YOUR TASK: Report every line below that holds the word "surface".

#### THE DATA

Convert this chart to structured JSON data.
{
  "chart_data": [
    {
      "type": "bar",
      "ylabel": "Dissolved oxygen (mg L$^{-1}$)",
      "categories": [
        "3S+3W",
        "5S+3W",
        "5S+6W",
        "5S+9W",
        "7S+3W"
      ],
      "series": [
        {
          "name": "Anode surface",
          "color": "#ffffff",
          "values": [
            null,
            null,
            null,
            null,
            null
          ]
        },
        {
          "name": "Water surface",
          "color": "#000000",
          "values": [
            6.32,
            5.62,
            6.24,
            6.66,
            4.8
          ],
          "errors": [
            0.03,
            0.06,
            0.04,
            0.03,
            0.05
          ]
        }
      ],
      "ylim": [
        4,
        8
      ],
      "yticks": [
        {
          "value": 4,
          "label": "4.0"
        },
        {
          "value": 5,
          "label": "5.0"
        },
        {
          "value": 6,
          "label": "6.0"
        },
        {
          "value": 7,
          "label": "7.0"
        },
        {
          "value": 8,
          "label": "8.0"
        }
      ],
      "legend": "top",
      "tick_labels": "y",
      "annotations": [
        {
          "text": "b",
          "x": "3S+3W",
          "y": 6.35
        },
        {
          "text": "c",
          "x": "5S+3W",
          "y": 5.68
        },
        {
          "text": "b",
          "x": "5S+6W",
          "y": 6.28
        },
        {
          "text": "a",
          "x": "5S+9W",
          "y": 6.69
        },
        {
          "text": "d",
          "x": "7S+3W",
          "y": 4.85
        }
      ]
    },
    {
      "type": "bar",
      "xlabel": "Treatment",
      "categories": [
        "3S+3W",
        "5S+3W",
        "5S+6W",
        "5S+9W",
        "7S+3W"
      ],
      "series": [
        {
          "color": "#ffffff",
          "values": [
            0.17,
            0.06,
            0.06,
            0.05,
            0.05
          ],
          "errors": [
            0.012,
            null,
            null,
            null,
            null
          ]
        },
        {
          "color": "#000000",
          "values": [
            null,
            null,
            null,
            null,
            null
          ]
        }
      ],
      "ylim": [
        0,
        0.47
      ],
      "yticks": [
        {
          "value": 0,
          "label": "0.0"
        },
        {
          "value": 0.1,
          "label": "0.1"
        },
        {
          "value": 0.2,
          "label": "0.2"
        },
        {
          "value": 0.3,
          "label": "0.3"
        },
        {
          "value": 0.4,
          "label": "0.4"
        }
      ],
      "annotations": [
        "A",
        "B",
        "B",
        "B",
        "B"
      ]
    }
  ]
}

########

ANSWER TO THIS EXERCISE:
          "name": "Anode surface",
          "name": "Water surface",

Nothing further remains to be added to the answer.